Dataset items:
◆ ◆ ◆ ◆ ◆ ◆ ◆
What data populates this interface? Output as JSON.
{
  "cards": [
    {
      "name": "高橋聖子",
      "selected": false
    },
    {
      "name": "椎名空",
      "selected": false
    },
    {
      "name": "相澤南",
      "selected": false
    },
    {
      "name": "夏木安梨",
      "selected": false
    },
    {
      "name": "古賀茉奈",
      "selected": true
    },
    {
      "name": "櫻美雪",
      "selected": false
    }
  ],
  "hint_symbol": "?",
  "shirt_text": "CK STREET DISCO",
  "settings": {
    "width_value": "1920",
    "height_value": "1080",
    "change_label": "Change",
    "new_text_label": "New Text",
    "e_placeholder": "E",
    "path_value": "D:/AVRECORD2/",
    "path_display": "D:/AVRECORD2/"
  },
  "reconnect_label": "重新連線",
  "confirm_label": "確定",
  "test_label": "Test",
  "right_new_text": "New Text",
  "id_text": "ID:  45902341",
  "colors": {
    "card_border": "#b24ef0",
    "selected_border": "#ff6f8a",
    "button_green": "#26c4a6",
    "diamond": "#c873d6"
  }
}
◆ ◆ ◆ ◆ ◆ ◆ ◆
— AIM OF THE EXERCISE —
Your task is to retype all the records above with nothing left out.

— SOLUTION TO THE PROBLEM —
What data populates this interface? Output as JSON.
{
  "cards": [
    {
      "name": "高橋聖子",
      "selected": false
    },
    {
      "name": "椎名空",
      "selected": false
    },
    {
      "name": "相澤南",
      "selected": false
    },
    {
      "name": "夏木安梨",
      "selected": false
    },
    {
      "name": "古賀茉奈",
      "selected": true
    },
    {
      "name": "櫻美雪",
      "selected": false
    }
  ],
  "hint_symbol": "?",
  "shirt_text": "CK STREET DISCO",
  "settings": {
    "width_value": "1920",
    "height_value": "1080",
    "change_label": "Change",
    "new_text_label": "New Text",
    "e_placeholder": "E",
    "path_value": "D:/AVRECORD2/",
    "path_display": "D:/AVRECORD2/"
  },
  "reconnect_label": "重新連線",
  "confirm_label": "確定",
  "test_label": "Test",
  "right_new_text": "New Text",
  "id_text": "ID:  45902341",
  "colors": {
    "card_border": "#b24ef0",
    "selected_border": "#ff6f8a",
    "button_green": "#26c4a6",
    "diamond": "#c873d6"
  }
}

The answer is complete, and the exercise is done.